WHAT TO WORK ON
Reproduce exactly the lines from the one containing "Extract the structured data from this chart" through the end of the entries, including both. Drop the pictures.

RECORD EXCERPTS
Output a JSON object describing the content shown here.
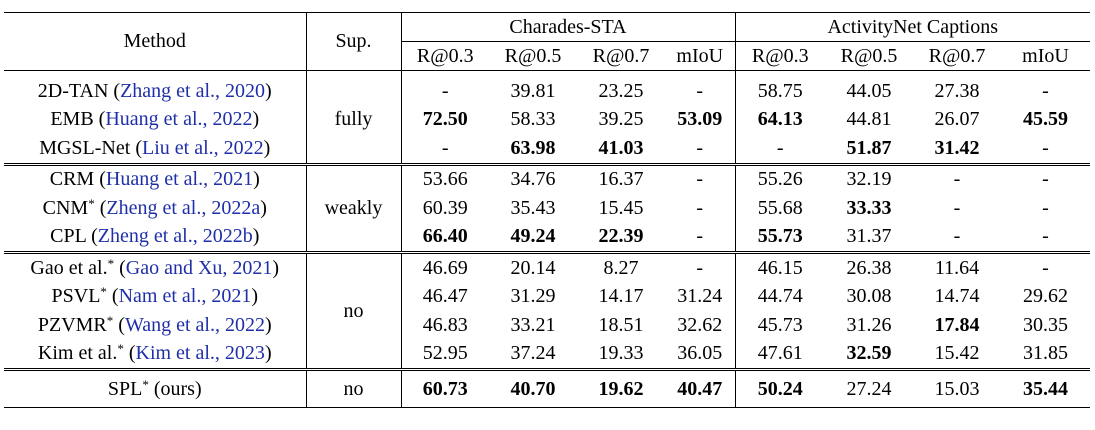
{
  "header": {
    "method": "Method",
    "sup": "Sup.",
    "dataset1": "Charades-STA",
    "dataset2": "ActivityNet Captions",
    "metrics": [
      "R@0.3",
      "R@0.5",
      "R@0.7",
      "mIoU",
      "R@0.3",
      "R@0.5",
      "R@0.7",
      "mIoU"
    ]
  },
  "groups": [
    {
      "sup": "fully",
      "rows": [
        {
          "name": "2D-TAN",
          "star": "",
          "cite": "Zhang et al., 2020",
          "cells": [
            "-",
            "39.81",
            "23.25",
            "-",
            "58.75",
            "44.05",
            "27.38",
            "-"
          ],
          "bold": [
            false,
            false,
            false,
            false,
            false,
            false,
            false,
            false
          ]
        },
        {
          "name": "EMB",
          "star": "",
          "cite": "Huang et al., 2022",
          "cells": [
            "72.50",
            "58.33",
            "39.25",
            "53.09",
            "64.13",
            "44.81",
            "26.07",
            "45.59"
          ],
          "bold": [
            true,
            false,
            false,
            true,
            true,
            false,
            false,
            true
          ]
        },
        {
          "name": "MGSL-Net",
          "star": "",
          "cite": "Liu et al., 2022",
          "cells": [
            "-",
            "63.98",
            "41.03",
            "-",
            "-",
            "51.87",
            "31.42",
            "-"
          ],
          "bold": [
            false,
            true,
            true,
            false,
            false,
            true,
            true,
            false
          ]
        }
      ]
    },
    {
      "sup": "weakly",
      "rows": [
        {
          "name": "CRM",
          "star": "",
          "cite": "Huang et al., 2021",
          "cells": [
            "53.66",
            "34.76",
            "16.37",
            "-",
            "55.26",
            "32.19",
            "-",
            "-"
          ],
          "bold": [
            false,
            false,
            false,
            false,
            false,
            false,
            false,
            false
          ]
        },
        {
          "name": "CNM",
          "star": "*",
          "cite": "Zheng et al., 2022a",
          "cells": [
            "60.39",
            "35.43",
            "15.45",
            "-",
            "55.68",
            "33.33",
            "-",
            "-"
          ],
          "bold": [
            false,
            false,
            false,
            false,
            false,
            true,
            false,
            false
          ]
        },
        {
          "name": "CPL",
          "star": "",
          "cite": "Zheng et al., 2022b",
          "cells": [
            "66.40",
            "49.24",
            "22.39",
            "-",
            "55.73",
            "31.37",
            "-",
            "-"
          ],
          "bold": [
            true,
            true,
            true,
            false,
            true,
            false,
            false,
            false
          ]
        }
      ]
    },
    {
      "sup": "no",
      "rows": [
        {
          "name": "Gao et al.",
          "star": "*",
          "cite": "Gao and Xu, 2021",
          "cells": [
            "46.69",
            "20.14",
            "8.27",
            "-",
            "46.15",
            "26.38",
            "11.64",
            "-"
          ],
          "bold": [
            false,
            false,
            false,
            false,
            false,
            false,
            false,
            false
          ]
        },
        {
          "name": "PSVL",
          "star": "*",
          "cite": "Nam et al., 2021",
          "cells": [
            "46.47",
            "31.29",
            "14.17",
            "31.24",
            "44.74",
            "30.08",
            "14.74",
            "29.62"
          ],
          "bold": [
            false,
            false,
            false,
            false,
            false,
            false,
            false,
            false
          ]
        },
        {
          "name": "PZVMR",
          "star": "*",
          "cite": "Wang et al., 2022",
          "cells": [
            "46.83",
            "33.21",
            "18.51",
            "32.62",
            "45.73",
            "31.26",
            "17.84",
            "30.35"
          ],
          "bold": [
            false,
            false,
            false,
            false,
            false,
            false,
            true,
            false
          ]
        },
        {
          "name": "Kim et al.",
          "star": "*",
          "cite": "Kim et al., 2023",
          "cells": [
            "52.95",
            "37.24",
            "19.33",
            "36.05",
            "47.61",
            "32.59",
            "15.42",
            "31.85"
          ],
          "bold": [
            false,
            false,
            false,
            false,
            false,
            true,
            false,
            false
          ]
        }
      ]
    }
  ],
  "ours": {
    "name": "SPL",
    "star": "*",
    "suffix": "(ours)",
    "sup": "no",
    "cells": [
      "60.73",
      "40.70",
      "19.62",
      "40.47",
      "50.24",
      "27.24",
      "15.03",
      "35.44"
    ],
    "bold": [
      true,
      true,
      true,
      true,
      true,
      false,
      false,
      true
    ]
  }
}
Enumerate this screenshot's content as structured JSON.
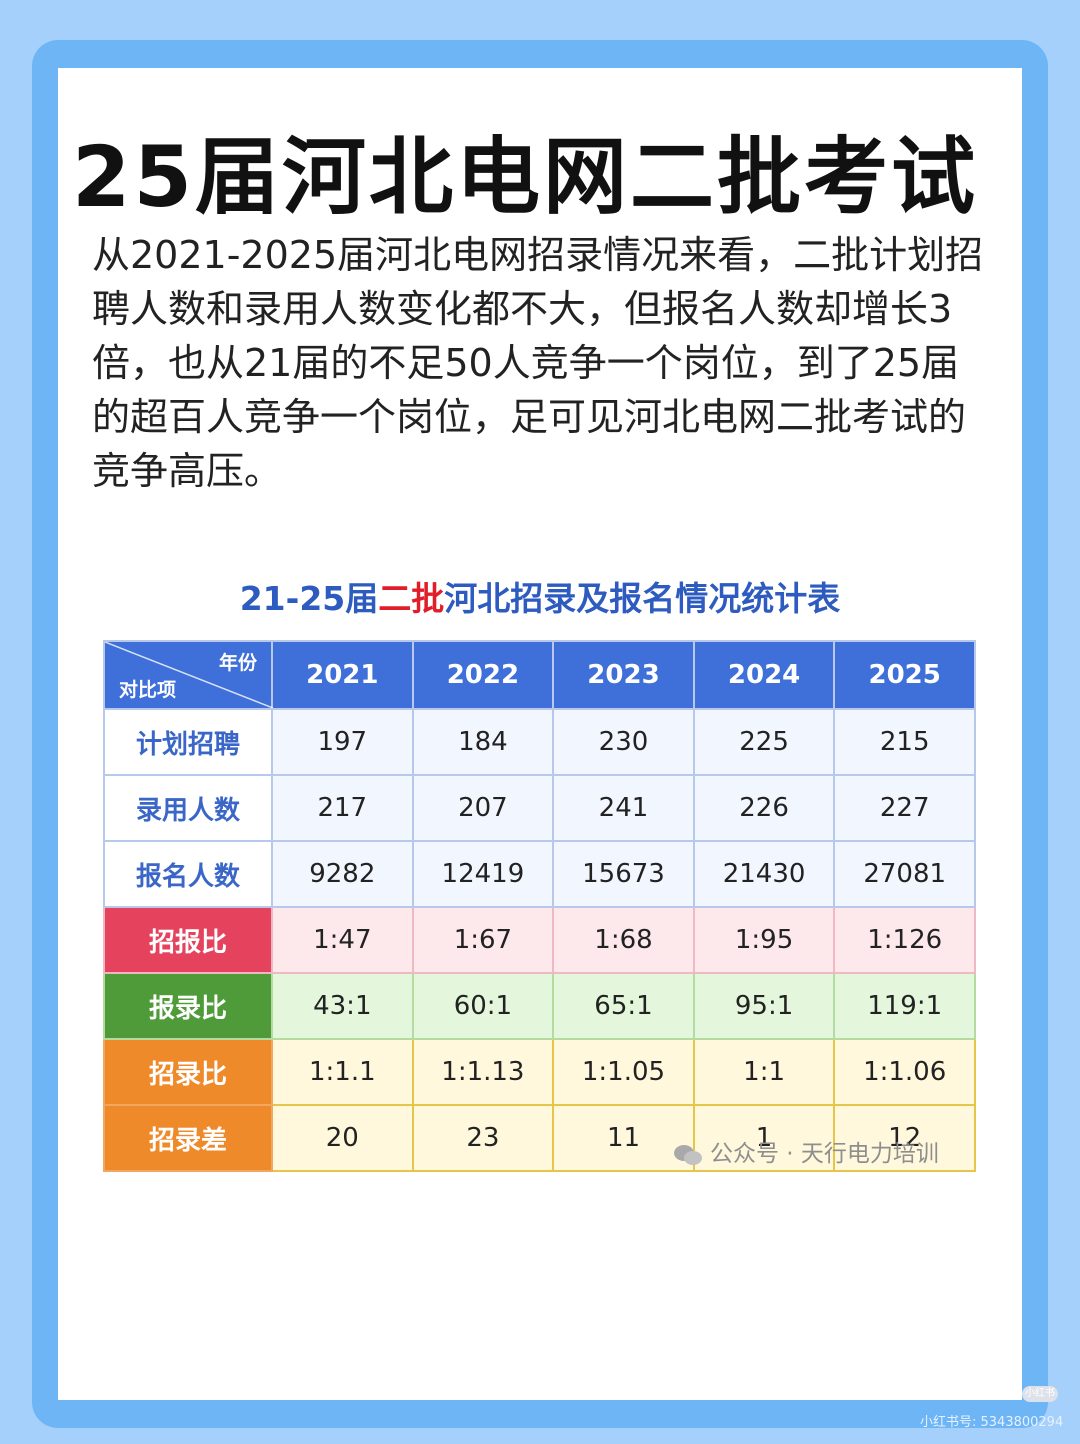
{
  "title": "25届河北电网二批考试",
  "intro": "从2021-2025届河北电网招录情况来看，二批计划招聘人数和录用人数变化都不大，但报名人数却增长3倍，也从21届的不足50人竞争一个岗位，到了25届的超百人竞争一个岗位，足可见河北电网二批考试的竞争高压。",
  "table": {
    "title_prefix": "21-25届",
    "title_highlight": "二批",
    "title_suffix": "河北招录及报名情况统计表",
    "corner_year": "年份",
    "corner_item": "对比项",
    "years": [
      "2021",
      "2022",
      "2023",
      "2024",
      "2025"
    ],
    "rows": [
      {
        "label": "计划招聘",
        "values": [
          "197",
          "184",
          "230",
          "225",
          "215"
        ]
      },
      {
        "label": "录用人数",
        "values": [
          "217",
          "207",
          "241",
          "226",
          "227"
        ]
      },
      {
        "label": "报名人数",
        "values": [
          "9282",
          "12419",
          "15673",
          "21430",
          "27081"
        ]
      },
      {
        "label": "招报比",
        "values": [
          "1:47",
          "1:67",
          "1:68",
          "1:95",
          "1:126"
        ]
      },
      {
        "label": "报录比",
        "values": [
          "43:1",
          "60:1",
          "65:1",
          "95:1",
          "119:1"
        ]
      },
      {
        "label": "招录比",
        "values": [
          "1:1.1",
          "1:1.13",
          "1:1.05",
          "1:1",
          "1:1.06"
        ]
      },
      {
        "label": "招录差",
        "values": [
          "20",
          "23",
          "11",
          "1",
          "12"
        ]
      }
    ]
  },
  "watermark": "公众号 · 天行电力培训",
  "xhs": {
    "logo": "小红书",
    "id": "小红书号: 5343800294"
  },
  "colors": {
    "frame": "#6eb5f6",
    "header": "#3f6fd8",
    "red": "#e5425e",
    "green": "#4f9b3a",
    "orange": "#ef8a2b"
  }
}
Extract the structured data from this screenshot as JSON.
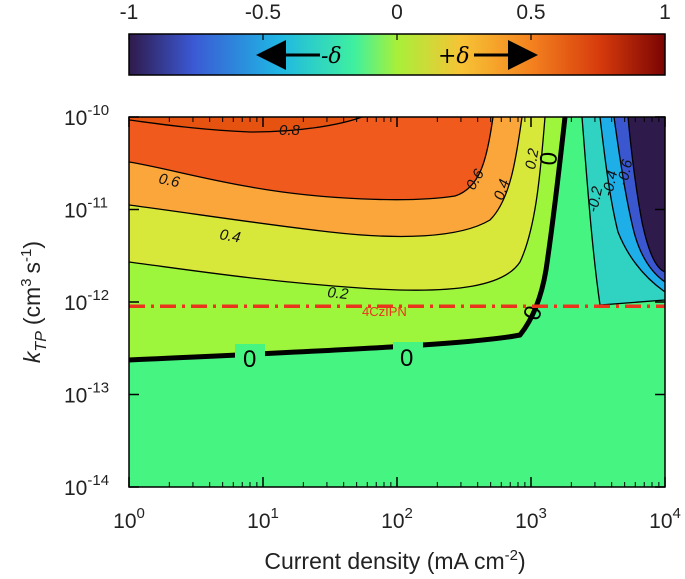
{
  "chart_data": {
    "type": "heatmap",
    "title": "",
    "xlabel": "Current density (mA cm",
    "xlabel_sup": "-2",
    "xlabel_close": ")",
    "ylabel_k": "k",
    "ylabel_sub": "TP",
    "ylabel_units": "(cm",
    "ylabel_sup1": "3",
    "ylabel_units2": "s",
    "ylabel_sup2": "-1",
    "ylabel_close": ")",
    "x_scale": "log",
    "y_scale": "log",
    "xlim": [
      1,
      10000
    ],
    "ylim": [
      1e-14,
      1e-10
    ],
    "x_ticks": [
      {
        "value": 1,
        "base": "10",
        "exp": "0"
      },
      {
        "value": 10,
        "base": "10",
        "exp": "1"
      },
      {
        "value": 100,
        "base": "10",
        "exp": "2"
      },
      {
        "value": 1000,
        "base": "10",
        "exp": "3"
      },
      {
        "value": 10000,
        "base": "10",
        "exp": "4"
      }
    ],
    "y_ticks": [
      {
        "value": 1e-10,
        "base": "10",
        "exp": "-10"
      },
      {
        "value": 1e-11,
        "base": "10",
        "exp": "-11"
      },
      {
        "value": 1e-12,
        "base": "10",
        "exp": "-12"
      },
      {
        "value": 1e-13,
        "base": "10",
        "exp": "-13"
      },
      {
        "value": 1e-14,
        "base": "10",
        "exp": "-14"
      }
    ],
    "colorbar": {
      "range": [
        -1,
        1
      ],
      "ticks": [
        "-1",
        "-0.5",
        "0",
        "0.5",
        "1"
      ],
      "arrow_negative": "-δ",
      "arrow_positive": "+δ",
      "colors": [
        "#2f1a4b",
        "#3b59d4",
        "#1fb6e4",
        "#3ff0a0",
        "#a7f03a",
        "#f7c335",
        "#f4821f",
        "#d63a0c",
        "#7a0403"
      ]
    },
    "contour_levels": [
      -0.6,
      -0.4,
      -0.2,
      0,
      0.2,
      0.4,
      0.6,
      0.8
    ],
    "contour_labels": [
      "0.8",
      "0.6",
      "0.4",
      "0.2",
      "0",
      "-0.2",
      "-0.4",
      "-0.6"
    ],
    "reference_line": {
      "label": "4CzIPN",
      "y": 9e-13,
      "color": "#e8351c"
    },
    "background_color": "#46f581",
    "fill_colors": {
      "neg06": "#2e1b4c",
      "neg04": "#3a57d0",
      "neg02": "#1eaee8",
      "neg00": "#30d3c2",
      "pos00": "#9ef63c",
      "pos02": "#d8e83a",
      "pos04": "#fba63a",
      "pos06": "#f05a1c"
    }
  }
}
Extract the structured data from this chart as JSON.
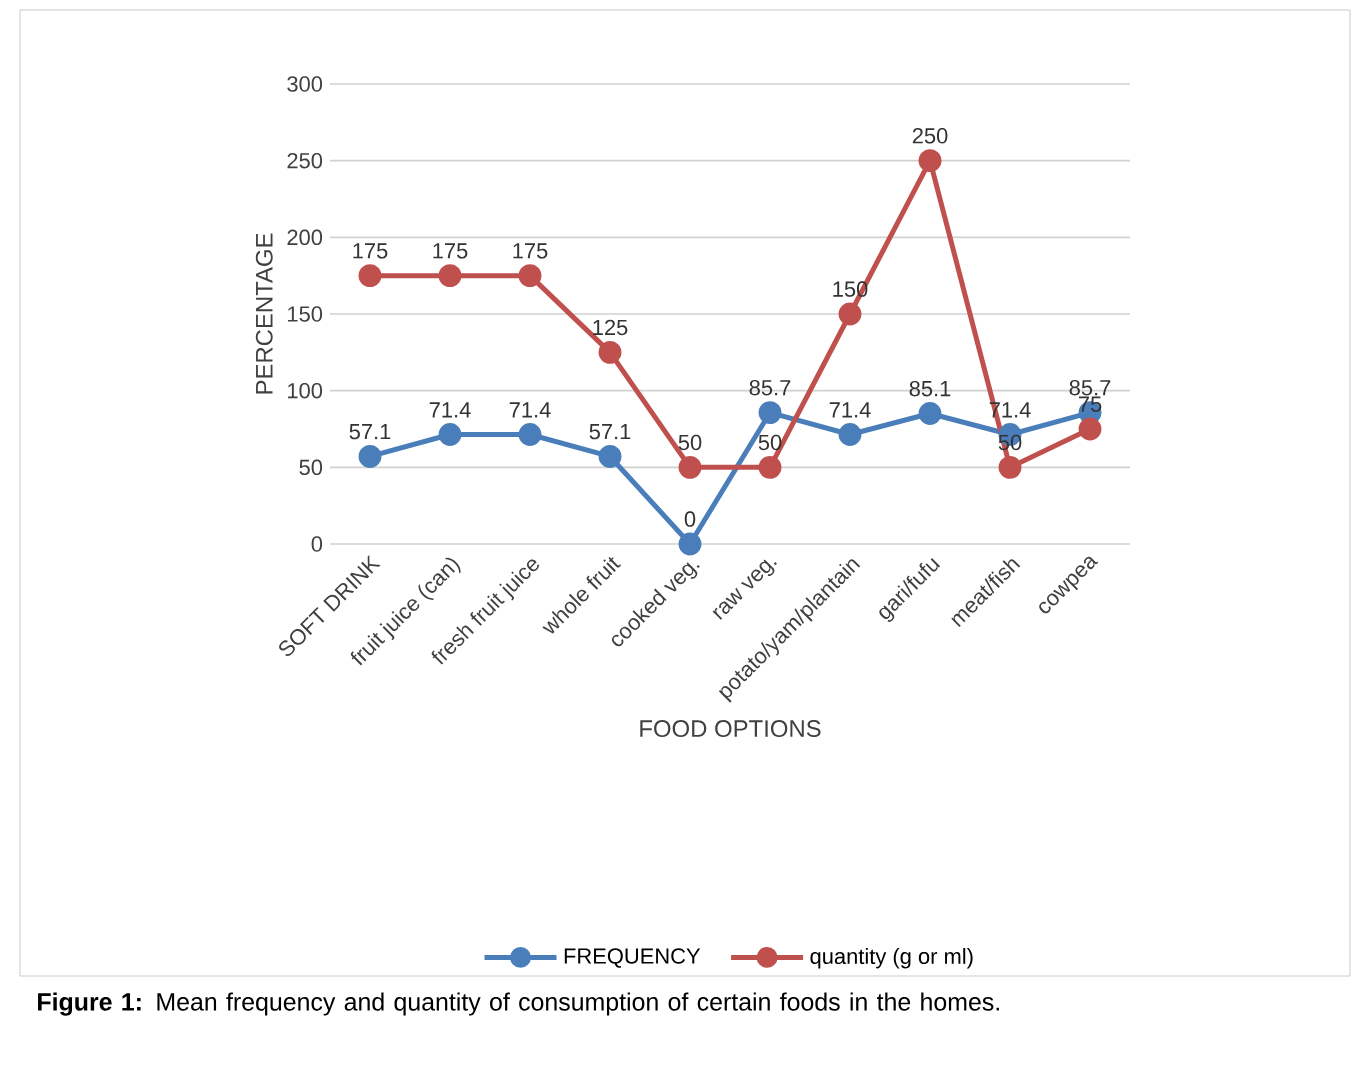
{
  "chart_data": {
    "type": "line",
    "xlabel": "FOOD OPTIONS",
    "ylabel": "PERCENTAGE",
    "categories": [
      "SOFT DRINK",
      "fruit juice (can)",
      "fresh fruit juice",
      "whole fruit",
      "cooked veg.",
      "raw veg.",
      "potato/yam/plantain",
      "gari/fufu",
      "meat/fish",
      "cowpea"
    ],
    "series": [
      {
        "name": "FREQUENCY",
        "color": "#4a7ebb",
        "values": [
          57.1,
          71.4,
          71.4,
          57.1,
          0,
          85.7,
          71.4,
          85.1,
          71.4,
          85.7
        ]
      },
      {
        "name": "quantity (g or ml)",
        "color": "#c0504d",
        "values": [
          175,
          175,
          175,
          125,
          50,
          50,
          150,
          250,
          50,
          75
        ]
      }
    ],
    "ylim": [
      0,
      300
    ],
    "yticks": [
      0,
      50,
      100,
      150,
      200,
      250,
      300
    ],
    "grid": "y",
    "legend": "bottom",
    "marker": "circle",
    "line_style": "solid",
    "data_labels": true,
    "annotations": [
      "**Figure 1:** Mean frequency and quantity of consumption of certain foods in the homes."
    ]
  }
}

TASK SOLUTION
Extract the structured data from this chart as JSON.
{
  "chart_data": {
    "type": "line",
    "xlabel": "FOOD OPTIONS",
    "ylabel": "PERCENTAGE",
    "categories": [
      "SOFT DRINK",
      "fruit juice (can)",
      "fresh fruit juice",
      "whole fruit",
      "cooked veg.",
      "raw veg.",
      "potato/yam/plantain",
      "gari/fufu",
      "meat/fish",
      "cowpea"
    ],
    "series": [
      {
        "name": "FREQUENCY",
        "color": "#4a7ebb",
        "values": [
          57.1,
          71.4,
          71.4,
          57.1,
          0,
          85.7,
          71.4,
          85.1,
          71.4,
          85.7
        ]
      },
      {
        "name": "quantity (g or ml)",
        "color": "#c0504d",
        "values": [
          175,
          175,
          175,
          125,
          50,
          50,
          150,
          250,
          50,
          75
        ]
      }
    ],
    "ylim": [
      0,
      300
    ],
    "yticks": [
      0,
      50,
      100,
      150,
      200,
      250,
      300
    ],
    "grid": "y",
    "legend": "bottom",
    "marker": "circle",
    "line_style": "solid",
    "data_labels": true,
    "annotations": [
      "**Figure 1:** Mean frequency and quantity of consumption of certain foods in the homes."
    ]
  }
}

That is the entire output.